TASK PROMPT
Pictures stay out; everything else in the records below is copied exactly.

********

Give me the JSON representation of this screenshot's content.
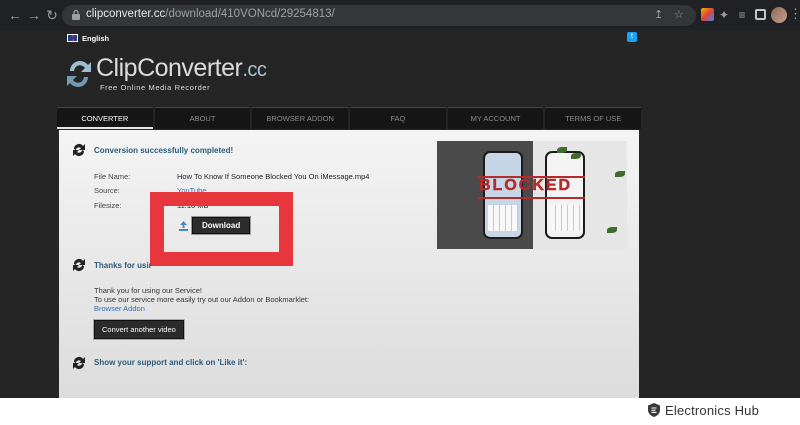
{
  "browser": {
    "url_host": "clipconverter.cc",
    "url_path": "/download/410VONcd/29254813/"
  },
  "site": {
    "language": "English",
    "logo_name": "ClipConverter",
    "logo_tld": ".cc",
    "logo_tagline": "Free Online Media Recorder"
  },
  "nav": {
    "tabs": [
      {
        "label": "CONVERTER"
      },
      {
        "label": "ABOUT"
      },
      {
        "label": "BROWSER ADDON"
      },
      {
        "label": "FAQ"
      },
      {
        "label": "MY ACCOUNT"
      },
      {
        "label": "TERMS OF USE"
      }
    ],
    "active": "CONVERTER"
  },
  "conversion": {
    "title": "Conversion successfully completed!",
    "file_name_label": "File Name:",
    "file_name": "How To Know If Someone Blocked You On iMessage.mp4",
    "source_label": "Source:",
    "source": "YouTube",
    "filesize_label": "Filesize:",
    "filesize": "11.10 MB",
    "download_label": "Download"
  },
  "thumbnail": {
    "overlay_text": "BLOCKED"
  },
  "thanks": {
    "title": "Thanks for using ClipConverter!",
    "line1": "Thank you for using our Service!",
    "line2": "To use our service more easily try out our Addon or Bookmarklet:",
    "link": "Browser Addon",
    "button": "Convert another video"
  },
  "support": {
    "title": "Show your support and click on 'Like it':"
  },
  "watermark": {
    "brand": "Electronics Hub"
  },
  "colors": {
    "highlight": "#e8363d",
    "section_title": "#2d5b7a",
    "link": "#2d6fb3"
  }
}
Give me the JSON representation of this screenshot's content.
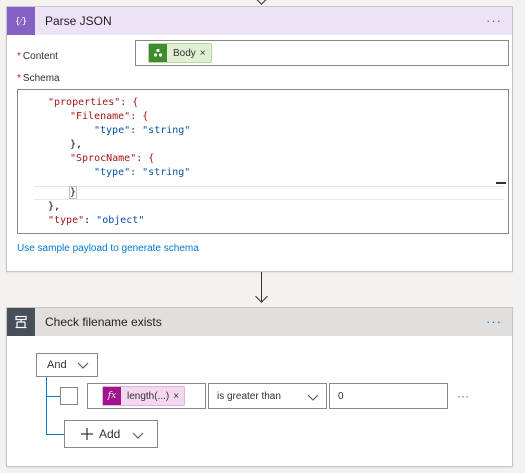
{
  "parse_json": {
    "title": "Parse JSON",
    "icon_glyph": "{⁄}",
    "more": "···",
    "content_label": "Content",
    "content_token": "Body",
    "schema_label": "Schema",
    "required_mark": "*",
    "schema_lines": [
      "\"properties\": {",
      "\"Filename\": {",
      "\"type\": \"string\"",
      "},",
      "\"SprocName\": {",
      "\"type\": \"string\"",
      "}",
      "},",
      "\"type\": \"object\""
    ],
    "sample_link": "Use sample payload to generate schema"
  },
  "condition": {
    "title": "Check filename exists",
    "more": "···",
    "group_operator": "And",
    "left_token": "length(...)",
    "fx_label": "fx",
    "operator": "is greater than",
    "right_value": "0",
    "row_more": "···",
    "add_label": "Add"
  },
  "colors": {
    "parse_json_header": "#ece3f7",
    "parse_json_icon": "#8661c5",
    "condition_header": "#e1dfdd",
    "condition_icon": "#484f58",
    "token_green": "#3f8b2f",
    "fx_purple": "#a0148c",
    "link": "#0078d4"
  },
  "icons": {
    "parse_json": "curly-braces-icon",
    "body_token": "trigger-icon",
    "condition": "condition-icon",
    "add": "plus-icon",
    "chevron": "chevron-down-icon"
  }
}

********

RESULT BELOW
Give me the JSON representation of this screenshot's content.
{
  "browser": {
    "url_host": "clipconverter.cc",
    "url_path": "/download/410VONcd/29254813/"
  },
  "site": {
    "language": "English",
    "logo_name": "ClipConverter",
    "logo_tld": ".cc",
    "logo_tagline": "Free Online Media Recorder"
  },
  "nav": {
    "tabs": [
      {
        "label": "CONVERTER"
      },
      {
        "label": "ABOUT"
      },
      {
        "label": "BROWSER ADDON"
      },
      {
        "label": "FAQ"
      },
      {
        "label": "MY ACCOUNT"
      },
      {
        "label": "TERMS OF USE"
      }
    ],
    "active": "CONVERTER"
  },
  "conversion": {
    "title": "Conversion successfully completed!",
    "file_name_label": "File Name:",
    "file_name": "How To Know If Someone Blocked You On iMessage.mp4",
    "source_label": "Source:",
    "source": "YouTube",
    "filesize_label": "Filesize:",
    "filesize": "11.10 MB",
    "download_label": "Download"
  },
  "thumbnail": {
    "overlay_text": "BLOCKED"
  },
  "thanks": {
    "title": "Thanks for using ClipConverter!",
    "line1": "Thank you for using our Service!",
    "line2": "To use our service more easily try out our Addon or Bookmarklet:",
    "link": "Browser Addon",
    "button": "Convert another video"
  },
  "support": {
    "title": "Show your support and click on 'Like it':"
  },
  "watermark": {
    "brand": "Electronics Hub"
  },
  "colors": {
    "highlight": "#e8363d",
    "section_title": "#2d5b7a",
    "link": "#2d6fb3"
  }
}
Give me the JSON representation of this screenshot's content.
{
  "parse_json": {
    "title": "Parse JSON",
    "icon_glyph": "{⁄}",
    "more": "···",
    "content_label": "Content",
    "content_token": "Body",
    "schema_label": "Schema",
    "required_mark": "*",
    "schema_lines": [
      "\"properties\": {",
      "\"Filename\": {",
      "\"type\": \"string\"",
      "},",
      "\"SprocName\": {",
      "\"type\": \"string\"",
      "}",
      "},",
      "\"type\": \"object\""
    ],
    "sample_link": "Use sample payload to generate schema"
  },
  "condition": {
    "title": "Check filename exists",
    "more": "···",
    "group_operator": "And",
    "left_token": "length(...)",
    "fx_label": "fx",
    "operator": "is greater than",
    "right_value": "0",
    "row_more": "···",
    "add_label": "Add"
  },
  "colors": {
    "parse_json_header": "#ece3f7",
    "parse_json_icon": "#8661c5",
    "condition_header": "#e1dfdd",
    "condition_icon": "#484f58",
    "token_green": "#3f8b2f",
    "fx_purple": "#a0148c",
    "link": "#0078d4"
  },
  "icons": {
    "parse_json": "curly-braces-icon",
    "body_token": "trigger-icon",
    "condition": "condition-icon",
    "add": "plus-icon",
    "chevron": "chevron-down-icon"
  }
}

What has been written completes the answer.